* _Input material_
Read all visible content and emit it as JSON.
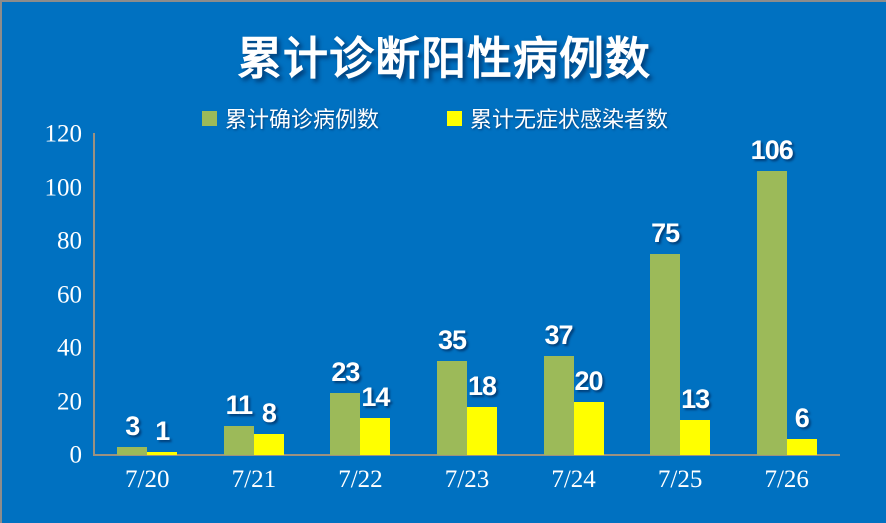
{
  "page": {
    "background": "#0071C1",
    "border_color": "#8C8C8C",
    "axis_color": "#9C9180",
    "text_color": "#FFFFFF"
  },
  "title": "累计诊断阳性病例数",
  "legend": {
    "items": [
      {
        "label": "累计确诊病例数",
        "color": "#9CBA59"
      },
      {
        "label": "累计无症状感染者数",
        "color": "#FFFF00"
      }
    ]
  },
  "chart_data": {
    "type": "bar",
    "title": "累计诊断阳性病例数",
    "categories": [
      "7/20",
      "7/21",
      "7/22",
      "7/23",
      "7/24",
      "7/25",
      "7/26"
    ],
    "series": [
      {
        "name": "累计确诊病例数",
        "color": "#9CBA59",
        "values": [
          3,
          11,
          23,
          35,
          37,
          75,
          106
        ]
      },
      {
        "name": "累计无症状感染者数",
        "color": "#FFFF00",
        "values": [
          1,
          8,
          14,
          18,
          20,
          13,
          6
        ]
      }
    ],
    "xlabel": "",
    "ylabel": "",
    "ylim": [
      0,
      120
    ],
    "yticks": [
      0,
      20,
      40,
      60,
      80,
      100,
      120
    ],
    "grid": false,
    "legend_position": "top",
    "value_labels": true
  }
}
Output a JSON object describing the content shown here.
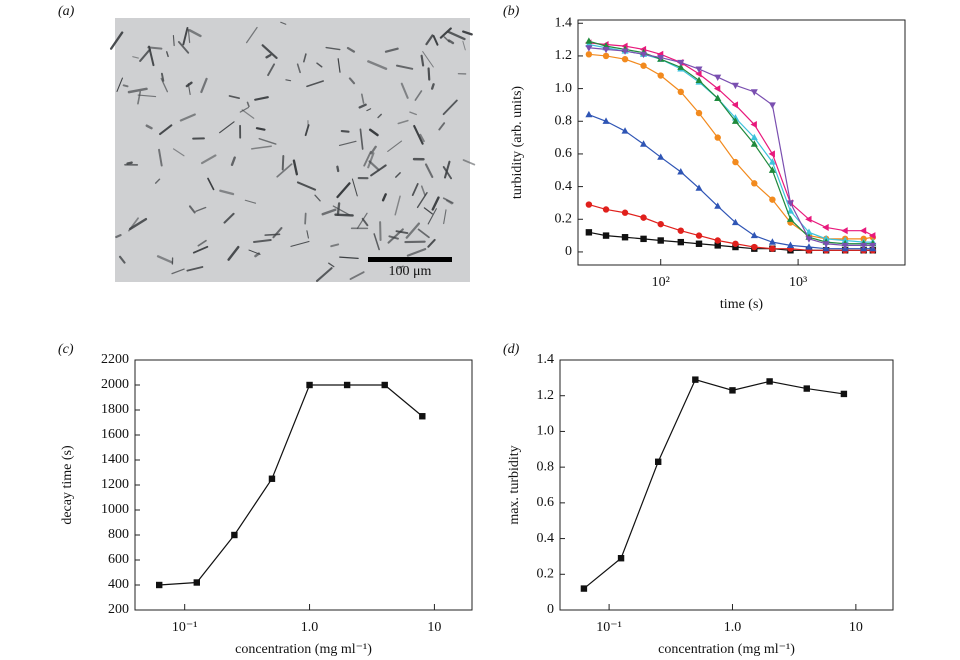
{
  "image": {
    "label": "(a)",
    "scale_bar": "100 μm"
  },
  "chart_data": [
    {
      "type": "line",
      "label": "(b)",
      "xlabel": "time (s)",
      "ylabel": "turbidity (arb. units)",
      "xlog": true,
      "xlim": [
        25,
        6000
      ],
      "ylim": [
        -0.08,
        1.42
      ],
      "xticks": [
        {
          "value": 100,
          "label": "10²"
        },
        {
          "value": 1000,
          "label": "10³"
        }
      ],
      "yticks": [
        0,
        0.2,
        0.4,
        0.6,
        0.8,
        {
          "value": 1,
          "label": "1.0"
        },
        1.2,
        1.4
      ],
      "x": [
        30,
        40,
        55,
        75,
        100,
        140,
        190,
        260,
        350,
        480,
        650,
        880,
        1200,
        1600,
        2200,
        3000,
        3500
      ],
      "series": [
        {
          "color": "#111111",
          "marker": "square",
          "values": [
            0.12,
            0.1,
            0.09,
            0.08,
            0.07,
            0.06,
            0.05,
            0.04,
            0.03,
            0.02,
            0.02,
            0.01,
            0.01,
            0.01,
            0.01,
            0.01,
            0.01
          ]
        },
        {
          "color": "#e0201c",
          "marker": "circle",
          "values": [
            0.29,
            0.26,
            0.24,
            0.21,
            0.17,
            0.13,
            0.1,
            0.07,
            0.05,
            0.03,
            0.02,
            0.02,
            0.01,
            0.01,
            0.01,
            0.01,
            0.01
          ]
        },
        {
          "color": "#2f55b5",
          "marker": "triangle-up",
          "values": [
            0.84,
            0.8,
            0.74,
            0.66,
            0.58,
            0.49,
            0.39,
            0.28,
            0.18,
            0.1,
            0.06,
            0.04,
            0.03,
            0.02,
            0.02,
            0.02,
            0.02
          ]
        },
        {
          "color": "#f28a1e",
          "marker": "circle",
          "values": [
            1.21,
            1.2,
            1.18,
            1.14,
            1.08,
            0.98,
            0.85,
            0.7,
            0.55,
            0.42,
            0.32,
            0.18,
            0.1,
            0.08,
            0.08,
            0.08,
            0.09
          ]
        },
        {
          "color": "#e8197c",
          "marker": "triangle-left",
          "values": [
            1.28,
            1.27,
            1.26,
            1.24,
            1.21,
            1.16,
            1.09,
            1.0,
            0.9,
            0.78,
            0.6,
            0.3,
            0.2,
            0.15,
            0.13,
            0.13,
            0.1
          ]
        },
        {
          "color": "#3ec3dc",
          "marker": "triangle-up",
          "values": [
            1.27,
            1.25,
            1.23,
            1.21,
            1.18,
            1.12,
            1.04,
            0.94,
            0.82,
            0.7,
            0.55,
            0.25,
            0.12,
            0.08,
            0.07,
            0.06,
            0.06
          ]
        },
        {
          "color": "#1f8a3c",
          "marker": "triangle-up",
          "values": [
            1.29,
            1.26,
            1.24,
            1.22,
            1.18,
            1.13,
            1.05,
            0.94,
            0.8,
            0.66,
            0.5,
            0.2,
            0.09,
            0.06,
            0.05,
            0.05,
            0.05
          ]
        },
        {
          "color": "#7a4fb0",
          "marker": "triangle-down",
          "values": [
            1.25,
            1.24,
            1.23,
            1.21,
            1.19,
            1.16,
            1.12,
            1.07,
            1.02,
            0.98,
            0.9,
            0.3,
            0.08,
            0.05,
            0.04,
            0.04,
            0.04
          ]
        }
      ]
    },
    {
      "type": "line",
      "label": "(c)",
      "xlabel": "concentration (mg ml⁻¹)",
      "ylabel": "decay time (s)",
      "xlog": true,
      "xlim": [
        0.04,
        20
      ],
      "ylim": [
        200,
        2200
      ],
      "xticks": [
        {
          "value": 0.1,
          "label": "10⁻¹"
        },
        {
          "value": 1,
          "label": "1.0"
        },
        10
      ],
      "yticks": [
        200,
        400,
        600,
        800,
        1000,
        1200,
        1400,
        1600,
        1800,
        2000,
        2200
      ],
      "x": [
        0.0625,
        0.125,
        0.25,
        0.5,
        1,
        2,
        4,
        8
      ],
      "series": [
        {
          "color": "#111111",
          "marker": "square",
          "values": [
            400,
            420,
            800,
            1250,
            2000,
            2000,
            2000,
            1750
          ]
        }
      ]
    },
    {
      "type": "line",
      "label": "(d)",
      "xlabel": "concentration (mg ml⁻¹)",
      "ylabel": "max. turbidity",
      "xlog": true,
      "xlim": [
        0.04,
        20
      ],
      "ylim": [
        0,
        1.4
      ],
      "xticks": [
        {
          "value": 0.1,
          "label": "10⁻¹"
        },
        {
          "value": 1,
          "label": "1.0"
        },
        10
      ],
      "yticks": [
        0,
        0.2,
        0.4,
        0.6,
        0.8,
        {
          "value": 1,
          "label": "1.0"
        },
        1.2,
        1.4
      ],
      "x": [
        0.0625,
        0.125,
        0.25,
        0.5,
        1,
        2,
        4,
        8
      ],
      "series": [
        {
          "color": "#111111",
          "marker": "square",
          "values": [
            0.12,
            0.29,
            0.83,
            1.29,
            1.23,
            1.28,
            1.24,
            1.21
          ]
        }
      ]
    }
  ]
}
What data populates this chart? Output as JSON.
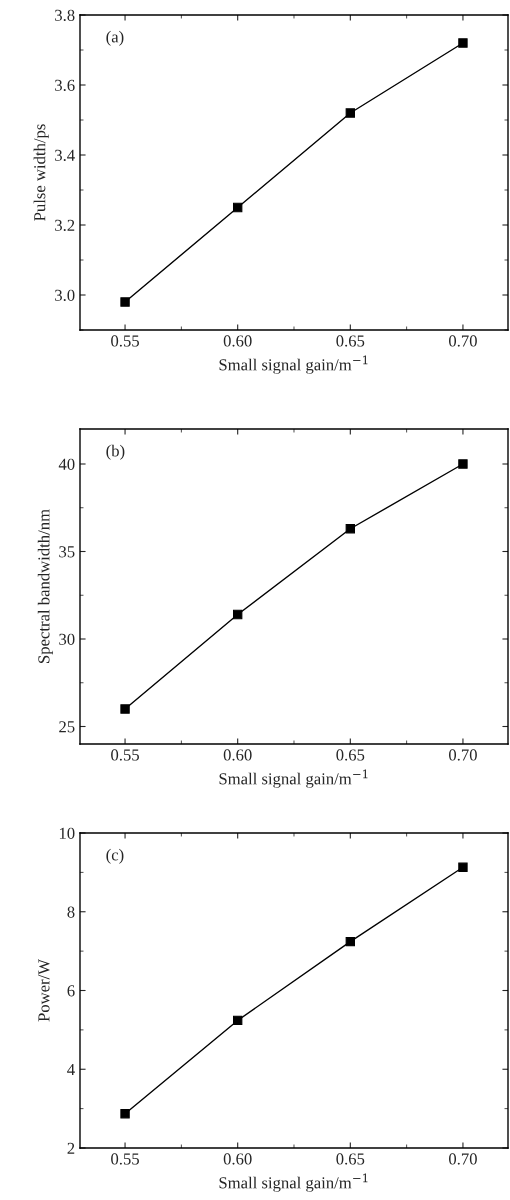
{
  "chart_data": [
    {
      "type": "line",
      "x": [
        0.55,
        0.6,
        0.65,
        0.7
      ],
      "values": [
        2.98,
        3.25,
        3.52,
        3.72
      ],
      "color": "#000000",
      "marker": "square",
      "line_style": "solid",
      "xlabel": "Small signal gain/m$^{−1}$",
      "ylabel": "Pulse width/ps",
      "annotations": [
        "(a)"
      ],
      "xlim": [
        0.53,
        0.72
      ],
      "xticks": [
        {
          "value": 0.55,
          "label": "0.55"
        },
        {
          "value": 0.6,
          "label": "0.60"
        },
        {
          "value": 0.65,
          "label": "0.65"
        },
        {
          "value": 0.7,
          "label": "0.70"
        }
      ],
      "ylim": [
        2.9,
        3.8
      ],
      "yticks": [
        {
          "value": 3.0,
          "label": "3.0"
        },
        {
          "value": 3.2,
          "label": "3.2"
        },
        {
          "value": 3.4,
          "label": "3.4"
        },
        {
          "value": 3.6,
          "label": "3.6"
        },
        {
          "value": 3.8,
          "label": "3.8"
        }
      ],
      "grid": false
    },
    {
      "type": "line",
      "x": [
        0.55,
        0.6,
        0.65,
        0.7
      ],
      "values": [
        26.0,
        31.4,
        36.3,
        40.0
      ],
      "color": "#000000",
      "marker": "square",
      "line_style": "solid",
      "xlabel": "Small signal gain/m$^{−1}$",
      "ylabel": "Spectral bandwidth/nm",
      "annotations": [
        "(b)"
      ],
      "xlim": [
        0.53,
        0.72
      ],
      "xticks": [
        {
          "value": 0.55,
          "label": "0.55"
        },
        {
          "value": 0.6,
          "label": "0.60"
        },
        {
          "value": 0.65,
          "label": "0.65"
        },
        {
          "value": 0.7,
          "label": "0.70"
        }
      ],
      "ylim": [
        24,
        42
      ],
      "yticks": [
        25,
        30,
        35,
        40
      ],
      "grid": false
    },
    {
      "type": "line",
      "x": [
        0.55,
        0.6,
        0.65,
        0.7
      ],
      "values": [
        2.87,
        5.24,
        7.24,
        9.13
      ],
      "color": "#000000",
      "marker": "square",
      "line_style": "solid",
      "xlabel": "Small signal gain/m$^{−1}$",
      "ylabel": "Power/W",
      "annotations": [
        "(c)"
      ],
      "xlim": [
        0.53,
        0.72
      ],
      "xticks": [
        {
          "value": 0.55,
          "label": "0.55"
        },
        {
          "value": 0.6,
          "label": "0.60"
        },
        {
          "value": 0.65,
          "label": "0.65"
        },
        {
          "value": 0.7,
          "label": "0.70"
        }
      ],
      "ylim": [
        2,
        10
      ],
      "yticks": [
        2,
        4,
        6,
        8,
        10
      ],
      "grid": false
    }
  ]
}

* _Directions_
Exactly how many lines in the data above contain the word "content"? Respond with the number and nothing more.

* _Task solution_
2